**What is asked**
Print the listing that follows, character for character.

Records excerpted from a collection:
'''
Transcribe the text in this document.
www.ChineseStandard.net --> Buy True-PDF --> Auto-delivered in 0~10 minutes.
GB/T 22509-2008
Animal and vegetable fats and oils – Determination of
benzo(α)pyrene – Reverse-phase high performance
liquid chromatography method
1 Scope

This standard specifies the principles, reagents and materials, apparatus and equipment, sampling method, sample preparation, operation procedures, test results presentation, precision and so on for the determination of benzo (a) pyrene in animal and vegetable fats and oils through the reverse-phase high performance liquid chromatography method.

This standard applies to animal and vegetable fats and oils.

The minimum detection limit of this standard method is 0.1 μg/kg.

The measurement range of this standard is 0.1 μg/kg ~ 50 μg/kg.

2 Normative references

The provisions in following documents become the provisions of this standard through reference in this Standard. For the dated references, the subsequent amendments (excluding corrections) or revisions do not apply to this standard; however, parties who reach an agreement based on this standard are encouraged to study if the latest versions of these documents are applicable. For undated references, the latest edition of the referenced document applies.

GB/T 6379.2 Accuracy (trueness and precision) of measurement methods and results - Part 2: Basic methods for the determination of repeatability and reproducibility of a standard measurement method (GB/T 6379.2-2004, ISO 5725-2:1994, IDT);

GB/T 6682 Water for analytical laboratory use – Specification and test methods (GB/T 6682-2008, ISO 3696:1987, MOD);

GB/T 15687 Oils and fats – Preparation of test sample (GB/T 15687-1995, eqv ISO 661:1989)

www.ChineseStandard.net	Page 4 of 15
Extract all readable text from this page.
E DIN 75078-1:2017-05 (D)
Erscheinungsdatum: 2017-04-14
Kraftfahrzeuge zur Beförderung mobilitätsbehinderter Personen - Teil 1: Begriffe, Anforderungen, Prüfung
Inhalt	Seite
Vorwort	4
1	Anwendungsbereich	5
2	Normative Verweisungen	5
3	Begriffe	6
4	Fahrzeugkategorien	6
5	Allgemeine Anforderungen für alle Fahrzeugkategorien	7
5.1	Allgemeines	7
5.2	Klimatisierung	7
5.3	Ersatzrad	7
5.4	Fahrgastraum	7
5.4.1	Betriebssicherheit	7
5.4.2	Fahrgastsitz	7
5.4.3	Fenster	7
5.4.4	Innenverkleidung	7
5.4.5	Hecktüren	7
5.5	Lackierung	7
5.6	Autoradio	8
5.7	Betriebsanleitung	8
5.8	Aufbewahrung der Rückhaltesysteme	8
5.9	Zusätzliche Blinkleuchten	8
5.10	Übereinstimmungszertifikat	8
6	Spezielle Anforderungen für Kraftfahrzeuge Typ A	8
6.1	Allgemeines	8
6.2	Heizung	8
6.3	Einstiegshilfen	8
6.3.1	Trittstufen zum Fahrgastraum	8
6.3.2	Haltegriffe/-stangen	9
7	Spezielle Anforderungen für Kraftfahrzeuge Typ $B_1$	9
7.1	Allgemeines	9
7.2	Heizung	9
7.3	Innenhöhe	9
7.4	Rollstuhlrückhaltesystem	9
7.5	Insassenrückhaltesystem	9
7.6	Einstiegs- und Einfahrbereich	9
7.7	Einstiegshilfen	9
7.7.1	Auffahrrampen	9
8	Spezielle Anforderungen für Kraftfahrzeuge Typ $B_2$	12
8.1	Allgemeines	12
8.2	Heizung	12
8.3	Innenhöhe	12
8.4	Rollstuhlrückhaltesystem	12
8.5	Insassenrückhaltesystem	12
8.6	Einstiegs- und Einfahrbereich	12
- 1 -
'''
**Exercise solution**
Transcribe the text in this document.
www.ChineseStandard.net --> Buy True-PDF --> Auto-delivered in 0~10 minutes.
GB/T 22509-2008
Animal and vegetable fats and oils – Determination of
benzo(α)pyrene – Reverse-phase high performance
liquid chromatography method
1 Scope

This standard specifies the principles, reagents and materials, apparatus and equipment, sampling method, sample preparation, operation procedures, test results presentation, precision and so on for the determination of benzo (a) pyrene in animal and vegetable fats and oils through the reverse-phase high performance liquid chromatography method.

This standard applies to animal and vegetable fats and oils.

The minimum detection limit of this standard method is 0.1 μg/kg.

The measurement range of this standard is 0.1 μg/kg ~ 50 μg/kg.

2 Normative references

The provisions in following documents become the provisions of this standard through reference in this Standard. For the dated references, the subsequent amendments (excluding corrections) or revisions do not apply to this standard; however, parties who reach an agreement based on this standard are encouraged to study if the latest versions of these documents are applicable. For undated references, the latest edition of the referenced document applies.

GB/T 6379.2 Accuracy (trueness and precision) of measurement methods and results - Part 2: Basic methods for the determination of repeatability and reproducibility of a standard measurement method (GB/T 6379.2-2004, ISO 5725-2:1994, IDT);

GB/T 6682 Water for analytical laboratory use – Specification and test methods (GB/T 6682-2008, ISO 3696:1987, MOD);

GB/T 15687 Oils and fats – Preparation of test sample (GB/T 15687-1995, eqv ISO 661:1989)

www.ChineseStandard.net	Page 4 of 15
Extract all readable text from this page.
E DIN 75078-1:2017-05 (D)
Erscheinungsdatum: 2017-04-14
Kraftfahrzeuge zur Beförderung mobilitätsbehinderter Personen - Teil 1: Begriffe, Anforderungen, Prüfung
Inhalt	Seite
Vorwort	4
1	Anwendungsbereich	5
2	Normative Verweisungen	5
3	Begriffe	6
4	Fahrzeugkategorien	6
5	Allgemeine Anforderungen für alle Fahrzeugkategorien	7
5.1	Allgemeines	7
5.2	Klimatisierung	7
5.3	Ersatzrad	7
5.4	Fahrgastraum	7
5.4.1	Betriebssicherheit	7
5.4.2	Fahrgastsitz	7
5.4.3	Fenster	7
5.4.4	Innenverkleidung	7
5.4.5	Hecktüren	7
5.5	Lackierung	7
5.6	Autoradio	8
5.7	Betriebsanleitung	8
5.8	Aufbewahrung der Rückhaltesysteme	8
5.9	Zusätzliche Blinkleuchten	8
5.10	Übereinstimmungszertifikat	8
6	Spezielle Anforderungen für Kraftfahrzeuge Typ A	8
6.1	Allgemeines	8
6.2	Heizung	8
6.3	Einstiegshilfen	8
6.3.1	Trittstufen zum Fahrgastraum	8
6.3.2	Haltegriffe/-stangen	9
7	Spezielle Anforderungen für Kraftfahrzeuge Typ $B_1$	9
7.1	Allgemeines	9
7.2	Heizung	9
7.3	Innenhöhe	9
7.4	Rollstuhlrückhaltesystem	9
7.5	Insassenrückhaltesystem	9
7.6	Einstiegs- und Einfahrbereich	9
7.7	Einstiegshilfen	9
7.7.1	Auffahrrampen	9
8	Spezielle Anforderungen für Kraftfahrzeuge Typ $B_2$	12
8.1	Allgemeines	12
8.2	Heizung	12
8.3	Innenhöhe	12
8.4	Rollstuhlrückhaltesystem	12
8.5	Insassenrückhaltesystem	12
8.6	Einstiegs- und Einfahrbereich	12
- 1 -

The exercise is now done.